> _Document section_:

One leg appearing shorter than the other
Extra folds of skin on one side of the inner groin area (This can happen with both if both are affected).
One hip moves differently from the other.
If you feel that your child has any of these symptoms, you should contact your pediatrician as soon as possible. The earlier this is caught, the easier it is to correct.
When Natalie had her surgery we did not really go anywhere for about 10 days. She really did not feel up to going any where. It can be difficult for them to get comfortable while in the cast. You also have to reposition them every two hours. This is recommended so that they do not get sores on the pressure points caused by the cast. This can make it hard to travel for long periods of time. I would not recommend going more than thirty minutes to one hour from home because the ride can be tough on the child. The special car seats that are designed for the spica casts try to make them the most comfortable, but too much bumping around can still make them very unhappy. This was sometimes the case for Natalie.
It can be difficult to travel with a child in a cast especially if you plan on staying for a short trip at a family member’s home, church, or a hotel. This is because you pretty much have to bring your entire home with you. That is what it seemed like to me any ways. You have to pack plenty of diapers because you have to change them so often. I always brought a bean bag for Natalie to sit in so that she did not have to be held most of the time. We also brought extra pillows that I made for her. She had three pillows that we took every where. You never know when might need to give her more support. The bean bag would fit around her to support her cast so that she could sit up almost on her own and play. The bean bag worked well at my parent’s house and at church. I know it sounds like a lot to bring for one place, but she liked to be able to sit up with out being held all the time.

> _Available data_:
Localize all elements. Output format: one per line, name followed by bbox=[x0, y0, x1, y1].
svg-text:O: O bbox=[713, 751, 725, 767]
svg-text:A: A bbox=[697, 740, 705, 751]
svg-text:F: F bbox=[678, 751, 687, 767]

> _Assigned task 1_:
In the account of caring for a child in a spica cast, how often does the child need to be repositioned?
> _Assigned task 2_:
Carry on the account of traveling with a child in a spica cast from its last sentence.

> _Answer area 1_:
Every two hours.

> _Answer area 2_:
The first cast she was in was really too big for her to fit any where. We had to bring her stroller for her to sit in at restaurants because she no longer fit in the high chairs. She did not fit in any high chair or any normal sized chair for that matter. We carried her stroller with some special pillows that I made to support her and the cast every where that we went. The pillows that I made fit under her legs and behind her back to give her some extra support when she wanted to sit up.
We read some suggestions of using rolled up blankets, but they always came unrolled during the move. I ended up placing rubber bands around the ends to keep them from unrolling. The rubber bands helped save a lot of time.
Keeping your child entertained and happy while in a spica cast can sometimes be difficult. The fact that most babies are very mobile and all over the place at the age that our daughter had her spica cast on, it was just unnatural for her to be semi-immobile. However, there are several things that we have seen other parents do online and some of the toys we have used to keep Natalie busy.
We have seen some parents with children who have created or found special desks. They are typically wider, and look similar to coffee tables where they can sit in a bean bag or umbrella chair to play with their toys.
Another popular type of toy for a child in a spica cast would be those that the child can ride on. Most are designed in ways that are not obstructing from sitting on it while in a cast.
We also have seen a mother who had a nice blown-up ball pit. Their daughter was able to sit in it in her bean bag chair and play. They said that it worked really well for their child.
Keep in mind that most children who are old enough to crawl will quickly learn that they can pull themselves along to different places in the house when they want to. Putting things down low that they enjoy playing with will help them feel more independent. Just keep in mind not to allow them to play with toys that can fit down into the spica cast. You should always keep a lookout for items that could potentially fall down into their cast. Also remember to keep clothing on them to help prevent that.